* _Directive_: Would you transcribe all of the data exactly, down to the last character?

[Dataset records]
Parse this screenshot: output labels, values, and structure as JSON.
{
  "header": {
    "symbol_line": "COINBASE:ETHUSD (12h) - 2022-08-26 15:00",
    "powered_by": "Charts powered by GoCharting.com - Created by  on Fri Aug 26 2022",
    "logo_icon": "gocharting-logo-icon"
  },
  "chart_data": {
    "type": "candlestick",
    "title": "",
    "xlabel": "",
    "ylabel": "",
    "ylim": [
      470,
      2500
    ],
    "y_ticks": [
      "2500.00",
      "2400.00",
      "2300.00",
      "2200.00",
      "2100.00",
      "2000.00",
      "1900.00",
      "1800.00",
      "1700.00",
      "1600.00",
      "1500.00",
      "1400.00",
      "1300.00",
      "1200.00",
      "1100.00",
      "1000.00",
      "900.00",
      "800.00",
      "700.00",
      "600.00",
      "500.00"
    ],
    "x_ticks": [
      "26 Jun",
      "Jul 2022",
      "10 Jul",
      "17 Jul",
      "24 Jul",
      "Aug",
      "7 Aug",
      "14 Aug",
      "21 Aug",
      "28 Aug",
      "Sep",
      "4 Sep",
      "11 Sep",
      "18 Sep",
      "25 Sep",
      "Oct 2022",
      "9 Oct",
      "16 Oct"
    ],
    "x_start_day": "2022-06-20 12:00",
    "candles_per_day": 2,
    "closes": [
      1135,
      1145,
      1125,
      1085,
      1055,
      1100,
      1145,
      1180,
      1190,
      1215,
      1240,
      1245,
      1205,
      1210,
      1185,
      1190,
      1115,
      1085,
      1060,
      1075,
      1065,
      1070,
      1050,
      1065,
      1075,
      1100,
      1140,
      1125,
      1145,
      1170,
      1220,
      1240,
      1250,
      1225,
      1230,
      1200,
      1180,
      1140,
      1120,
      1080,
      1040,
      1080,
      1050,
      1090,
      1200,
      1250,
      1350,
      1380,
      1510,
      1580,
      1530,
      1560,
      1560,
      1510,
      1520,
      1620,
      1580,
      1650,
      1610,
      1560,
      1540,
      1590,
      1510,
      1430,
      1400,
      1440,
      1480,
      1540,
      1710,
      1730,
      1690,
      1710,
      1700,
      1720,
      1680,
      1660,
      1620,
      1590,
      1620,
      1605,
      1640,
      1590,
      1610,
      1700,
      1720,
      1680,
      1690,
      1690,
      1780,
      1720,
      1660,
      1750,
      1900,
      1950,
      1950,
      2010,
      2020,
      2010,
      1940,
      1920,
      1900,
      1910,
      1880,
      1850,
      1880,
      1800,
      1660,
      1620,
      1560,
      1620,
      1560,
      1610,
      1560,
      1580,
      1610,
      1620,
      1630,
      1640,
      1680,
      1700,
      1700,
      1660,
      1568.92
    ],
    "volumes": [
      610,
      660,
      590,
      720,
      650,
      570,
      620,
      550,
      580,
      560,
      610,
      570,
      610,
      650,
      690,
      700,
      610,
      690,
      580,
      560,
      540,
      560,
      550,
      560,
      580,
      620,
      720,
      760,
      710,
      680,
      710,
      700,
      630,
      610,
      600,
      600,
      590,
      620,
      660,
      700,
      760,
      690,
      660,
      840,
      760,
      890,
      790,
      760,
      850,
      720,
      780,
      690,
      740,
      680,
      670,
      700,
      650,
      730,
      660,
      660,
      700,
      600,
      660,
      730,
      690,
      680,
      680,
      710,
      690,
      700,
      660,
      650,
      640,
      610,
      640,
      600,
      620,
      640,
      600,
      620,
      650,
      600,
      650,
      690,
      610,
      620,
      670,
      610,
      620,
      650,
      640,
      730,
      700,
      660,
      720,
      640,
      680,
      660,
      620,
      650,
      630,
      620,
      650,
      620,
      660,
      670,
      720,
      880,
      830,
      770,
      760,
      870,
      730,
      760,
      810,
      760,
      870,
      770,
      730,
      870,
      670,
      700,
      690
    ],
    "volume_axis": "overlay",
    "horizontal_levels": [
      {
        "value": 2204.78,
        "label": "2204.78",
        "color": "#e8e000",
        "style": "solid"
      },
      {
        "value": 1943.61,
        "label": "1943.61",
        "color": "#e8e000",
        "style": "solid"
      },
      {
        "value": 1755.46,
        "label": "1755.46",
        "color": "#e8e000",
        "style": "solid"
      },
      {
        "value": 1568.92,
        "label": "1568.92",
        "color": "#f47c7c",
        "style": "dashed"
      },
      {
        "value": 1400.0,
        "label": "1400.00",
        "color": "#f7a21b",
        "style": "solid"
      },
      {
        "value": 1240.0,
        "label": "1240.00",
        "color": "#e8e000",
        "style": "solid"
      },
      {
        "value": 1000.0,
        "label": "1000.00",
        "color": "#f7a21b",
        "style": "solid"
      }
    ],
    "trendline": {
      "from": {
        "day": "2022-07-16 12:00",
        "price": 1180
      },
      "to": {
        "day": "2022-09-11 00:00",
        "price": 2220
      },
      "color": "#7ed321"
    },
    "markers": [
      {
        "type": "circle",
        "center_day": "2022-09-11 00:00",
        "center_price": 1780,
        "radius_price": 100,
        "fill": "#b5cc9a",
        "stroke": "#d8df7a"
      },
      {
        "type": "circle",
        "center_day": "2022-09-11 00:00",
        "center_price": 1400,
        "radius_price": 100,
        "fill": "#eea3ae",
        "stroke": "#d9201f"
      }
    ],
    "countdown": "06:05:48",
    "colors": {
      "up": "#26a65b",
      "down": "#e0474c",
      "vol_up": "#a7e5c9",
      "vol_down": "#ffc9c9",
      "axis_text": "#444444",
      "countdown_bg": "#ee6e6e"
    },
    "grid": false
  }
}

* _In response_:
Parse this screenshot: output labels, values, and structure as JSON.
{
  "header": {
    "symbol_line": "COINBASE:ETHUSD (12h) - 2022-08-26 15:00",
    "powered_by": "Charts powered by GoCharting.com - Created by  on Fri Aug 26 2022",
    "logo_icon": "gocharting-logo-icon"
  },
  "chart_data": {
    "type": "candlestick",
    "title": "",
    "xlabel": "",
    "ylabel": "",
    "ylim": [
      470,
      2500
    ],
    "y_ticks": [
      "2500.00",
      "2400.00",
      "2300.00",
      "2200.00",
      "2100.00",
      "2000.00",
      "1900.00",
      "1800.00",
      "1700.00",
      "1600.00",
      "1500.00",
      "1400.00",
      "1300.00",
      "1200.00",
      "1100.00",
      "1000.00",
      "900.00",
      "800.00",
      "700.00",
      "600.00",
      "500.00"
    ],
    "x_ticks": [
      "26 Jun",
      "Jul 2022",
      "10 Jul",
      "17 Jul",
      "24 Jul",
      "Aug",
      "7 Aug",
      "14 Aug",
      "21 Aug",
      "28 Aug",
      "Sep",
      "4 Sep",
      "11 Sep",
      "18 Sep",
      "25 Sep",
      "Oct 2022",
      "9 Oct",
      "16 Oct"
    ],
    "x_start_day": "2022-06-20 12:00",
    "candles_per_day": 2,
    "closes": [
      1135,
      1145,
      1125,
      1085,
      1055,
      1100,
      1145,
      1180,
      1190,
      1215,
      1240,
      1245,
      1205,
      1210,
      1185,
      1190,
      1115,
      1085,
      1060,
      1075,
      1065,
      1070,
      1050,
      1065,
      1075,
      1100,
      1140,
      1125,
      1145,
      1170,
      1220,
      1240,
      1250,
      1225,
      1230,
      1200,
      1180,
      1140,
      1120,
      1080,
      1040,
      1080,
      1050,
      1090,
      1200,
      1250,
      1350,
      1380,
      1510,
      1580,
      1530,
      1560,
      1560,
      1510,
      1520,
      1620,
      1580,
      1650,
      1610,
      1560,
      1540,
      1590,
      1510,
      1430,
      1400,
      1440,
      1480,
      1540,
      1710,
      1730,
      1690,
      1710,
      1700,
      1720,
      1680,
      1660,
      1620,
      1590,
      1620,
      1605,
      1640,
      1590,
      1610,
      1700,
      1720,
      1680,
      1690,
      1690,
      1780,
      1720,
      1660,
      1750,
      1900,
      1950,
      1950,
      2010,
      2020,
      2010,
      1940,
      1920,
      1900,
      1910,
      1880,
      1850,
      1880,
      1800,
      1660,
      1620,
      1560,
      1620,
      1560,
      1610,
      1560,
      1580,
      1610,
      1620,
      1630,
      1640,
      1680,
      1700,
      1700,
      1660,
      1568.92
    ],
    "volumes": [
      610,
      660,
      590,
      720,
      650,
      570,
      620,
      550,
      580,
      560,
      610,
      570,
      610,
      650,
      690,
      700,
      610,
      690,
      580,
      560,
      540,
      560,
      550,
      560,
      580,
      620,
      720,
      760,
      710,
      680,
      710,
      700,
      630,
      610,
      600,
      600,
      590,
      620,
      660,
      700,
      760,
      690,
      660,
      840,
      760,
      890,
      790,
      760,
      850,
      720,
      780,
      690,
      740,
      680,
      670,
      700,
      650,
      730,
      660,
      660,
      700,
      600,
      660,
      730,
      690,
      680,
      680,
      710,
      690,
      700,
      660,
      650,
      640,
      610,
      640,
      600,
      620,
      640,
      600,
      620,
      650,
      600,
      650,
      690,
      610,
      620,
      670,
      610,
      620,
      650,
      640,
      730,
      700,
      660,
      720,
      640,
      680,
      660,
      620,
      650,
      630,
      620,
      650,
      620,
      660,
      670,
      720,
      880,
      830,
      770,
      760,
      870,
      730,
      760,
      810,
      760,
      870,
      770,
      730,
      870,
      670,
      700,
      690
    ],
    "volume_axis": "overlay",
    "horizontal_levels": [
      {
        "value": 2204.78,
        "label": "2204.78",
        "color": "#e8e000",
        "style": "solid"
      },
      {
        "value": 1943.61,
        "label": "1943.61",
        "color": "#e8e000",
        "style": "solid"
      },
      {
        "value": 1755.46,
        "label": "1755.46",
        "color": "#e8e000",
        "style": "solid"
      },
      {
        "value": 1568.92,
        "label": "1568.92",
        "color": "#f47c7c",
        "style": "dashed"
      },
      {
        "value": 1400.0,
        "label": "1400.00",
        "color": "#f7a21b",
        "style": "solid"
      },
      {
        "value": 1240.0,
        "label": "1240.00",
        "color": "#e8e000",
        "style": "solid"
      },
      {
        "value": 1000.0,
        "label": "1000.00",
        "color": "#f7a21b",
        "style": "solid"
      }
    ],
    "trendline": {
      "from": {
        "day": "2022-07-16 12:00",
        "price": 1180
      },
      "to": {
        "day": "2022-09-11 00:00",
        "price": 2220
      },
      "color": "#7ed321"
    },
    "markers": [
      {
        "type": "circle",
        "center_day": "2022-09-11 00:00",
        "center_price": 1780,
        "radius_price": 100,
        "fill": "#b5cc9a",
        "stroke": "#d8df7a"
      },
      {
        "type": "circle",
        "center_day": "2022-09-11 00:00",
        "center_price": 1400,
        "radius_price": 100,
        "fill": "#eea3ae",
        "stroke": "#d9201f"
      }
    ],
    "countdown": "06:05:48",
    "colors": {
      "up": "#26a65b",
      "down": "#e0474c",
      "vol_up": "#a7e5c9",
      "vol_down": "#ffc9c9",
      "axis_text": "#444444",
      "countdown_bg": "#ee6e6e"
    },
    "grid": false
  }
}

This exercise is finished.